* **What the task requires**
Return all of the data exactly as given.
* * * * * * * * *
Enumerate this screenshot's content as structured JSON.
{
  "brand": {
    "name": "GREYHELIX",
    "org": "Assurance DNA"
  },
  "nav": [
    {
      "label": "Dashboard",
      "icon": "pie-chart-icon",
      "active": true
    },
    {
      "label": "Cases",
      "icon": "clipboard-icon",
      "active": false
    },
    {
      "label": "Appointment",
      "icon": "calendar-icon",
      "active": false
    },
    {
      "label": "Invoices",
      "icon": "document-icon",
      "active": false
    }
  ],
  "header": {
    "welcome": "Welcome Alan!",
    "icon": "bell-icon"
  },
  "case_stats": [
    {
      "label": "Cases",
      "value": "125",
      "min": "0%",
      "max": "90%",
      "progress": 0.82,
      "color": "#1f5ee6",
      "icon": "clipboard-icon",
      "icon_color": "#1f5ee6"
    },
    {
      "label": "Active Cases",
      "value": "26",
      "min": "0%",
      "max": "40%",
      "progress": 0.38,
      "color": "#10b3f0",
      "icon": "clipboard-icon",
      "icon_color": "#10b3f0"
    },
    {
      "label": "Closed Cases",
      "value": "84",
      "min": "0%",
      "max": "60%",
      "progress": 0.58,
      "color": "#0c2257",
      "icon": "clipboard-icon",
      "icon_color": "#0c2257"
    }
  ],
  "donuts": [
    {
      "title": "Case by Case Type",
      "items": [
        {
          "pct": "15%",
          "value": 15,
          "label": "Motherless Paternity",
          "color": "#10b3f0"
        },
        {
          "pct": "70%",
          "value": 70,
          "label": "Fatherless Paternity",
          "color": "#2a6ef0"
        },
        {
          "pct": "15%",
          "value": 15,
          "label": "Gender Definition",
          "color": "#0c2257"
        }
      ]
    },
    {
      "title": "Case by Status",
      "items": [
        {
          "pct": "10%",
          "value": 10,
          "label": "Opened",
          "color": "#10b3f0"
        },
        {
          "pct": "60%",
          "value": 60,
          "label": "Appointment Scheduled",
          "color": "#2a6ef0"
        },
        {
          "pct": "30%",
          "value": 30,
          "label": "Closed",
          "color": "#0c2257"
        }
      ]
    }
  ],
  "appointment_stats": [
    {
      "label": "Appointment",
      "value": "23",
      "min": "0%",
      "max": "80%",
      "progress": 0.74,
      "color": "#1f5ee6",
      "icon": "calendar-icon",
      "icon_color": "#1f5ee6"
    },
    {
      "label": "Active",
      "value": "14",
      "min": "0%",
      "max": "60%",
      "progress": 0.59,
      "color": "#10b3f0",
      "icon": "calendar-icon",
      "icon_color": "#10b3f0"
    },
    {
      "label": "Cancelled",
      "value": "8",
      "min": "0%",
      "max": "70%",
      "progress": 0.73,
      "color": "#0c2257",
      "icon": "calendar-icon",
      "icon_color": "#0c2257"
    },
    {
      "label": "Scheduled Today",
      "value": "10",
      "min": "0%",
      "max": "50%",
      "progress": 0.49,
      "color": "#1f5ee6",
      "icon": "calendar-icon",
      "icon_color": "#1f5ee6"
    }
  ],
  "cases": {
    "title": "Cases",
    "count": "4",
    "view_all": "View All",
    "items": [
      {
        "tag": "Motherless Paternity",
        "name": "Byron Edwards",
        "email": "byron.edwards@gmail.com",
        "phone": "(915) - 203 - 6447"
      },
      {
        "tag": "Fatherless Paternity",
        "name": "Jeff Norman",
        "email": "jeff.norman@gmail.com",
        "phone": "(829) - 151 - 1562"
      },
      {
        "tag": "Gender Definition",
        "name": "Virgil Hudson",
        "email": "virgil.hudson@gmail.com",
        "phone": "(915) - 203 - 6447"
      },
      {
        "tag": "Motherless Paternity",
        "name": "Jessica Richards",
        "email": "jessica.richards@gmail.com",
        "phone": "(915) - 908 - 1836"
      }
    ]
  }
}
* * * * * * * * *
* **Exercise output**
Enumerate this screenshot's content as structured JSON.
{
  "brand": {
    "name": "GREYHELIX",
    "org": "Assurance DNA"
  },
  "nav": [
    {
      "label": "Dashboard",
      "icon": "pie-chart-icon",
      "active": true
    },
    {
      "label": "Cases",
      "icon": "clipboard-icon",
      "active": false
    },
    {
      "label": "Appointment",
      "icon": "calendar-icon",
      "active": false
    },
    {
      "label": "Invoices",
      "icon": "document-icon",
      "active": false
    }
  ],
  "header": {
    "welcome": "Welcome Alan!",
    "icon": "bell-icon"
  },
  "case_stats": [
    {
      "label": "Cases",
      "value": "125",
      "min": "0%",
      "max": "90%",
      "progress": 0.82,
      "color": "#1f5ee6",
      "icon": "clipboard-icon",
      "icon_color": "#1f5ee6"
    },
    {
      "label": "Active Cases",
      "value": "26",
      "min": "0%",
      "max": "40%",
      "progress": 0.38,
      "color": "#10b3f0",
      "icon": "clipboard-icon",
      "icon_color": "#10b3f0"
    },
    {
      "label": "Closed Cases",
      "value": "84",
      "min": "0%",
      "max": "60%",
      "progress": 0.58,
      "color": "#0c2257",
      "icon": "clipboard-icon",
      "icon_color": "#0c2257"
    }
  ],
  "donuts": [
    {
      "title": "Case by Case Type",
      "items": [
        {
          "pct": "15%",
          "value": 15,
          "label": "Motherless Paternity",
          "color": "#10b3f0"
        },
        {
          "pct": "70%",
          "value": 70,
          "label": "Fatherless Paternity",
          "color": "#2a6ef0"
        },
        {
          "pct": "15%",
          "value": 15,
          "label": "Gender Definition",
          "color": "#0c2257"
        }
      ]
    },
    {
      "title": "Case by Status",
      "items": [
        {
          "pct": "10%",
          "value": 10,
          "label": "Opened",
          "color": "#10b3f0"
        },
        {
          "pct": "60%",
          "value": 60,
          "label": "Appointment Scheduled",
          "color": "#2a6ef0"
        },
        {
          "pct": "30%",
          "value": 30,
          "label": "Closed",
          "color": "#0c2257"
        }
      ]
    }
  ],
  "appointment_stats": [
    {
      "label": "Appointment",
      "value": "23",
      "min": "0%",
      "max": "80%",
      "progress": 0.74,
      "color": "#1f5ee6",
      "icon": "calendar-icon",
      "icon_color": "#1f5ee6"
    },
    {
      "label": "Active",
      "value": "14",
      "min": "0%",
      "max": "60%",
      "progress": 0.59,
      "color": "#10b3f0",
      "icon": "calendar-icon",
      "icon_color": "#10b3f0"
    },
    {
      "label": "Cancelled",
      "value": "8",
      "min": "0%",
      "max": "70%",
      "progress": 0.73,
      "color": "#0c2257",
      "icon": "calendar-icon",
      "icon_color": "#0c2257"
    },
    {
      "label": "Scheduled Today",
      "value": "10",
      "min": "0%",
      "max": "50%",
      "progress": 0.49,
      "color": "#1f5ee6",
      "icon": "calendar-icon",
      "icon_color": "#1f5ee6"
    }
  ],
  "cases": {
    "title": "Cases",
    "count": "4",
    "view_all": "View All",
    "items": [
      {
        "tag": "Motherless Paternity",
        "name": "Byron Edwards",
        "email": "byron.edwards@gmail.com",
        "phone": "(915) - 203 - 6447"
      },
      {
        "tag": "Fatherless Paternity",
        "name": "Jeff Norman",
        "email": "jeff.norman@gmail.com",
        "phone": "(829) - 151 - 1562"
      },
      {
        "tag": "Gender Definition",
        "name": "Virgil Hudson",
        "email": "virgil.hudson@gmail.com",
        "phone": "(915) - 203 - 6447"
      },
      {
        "tag": "Motherless Paternity",
        "name": "Jessica Richards",
        "email": "jessica.richards@gmail.com",
        "phone": "(915) - 908 - 1836"
      }
    ]
  }
}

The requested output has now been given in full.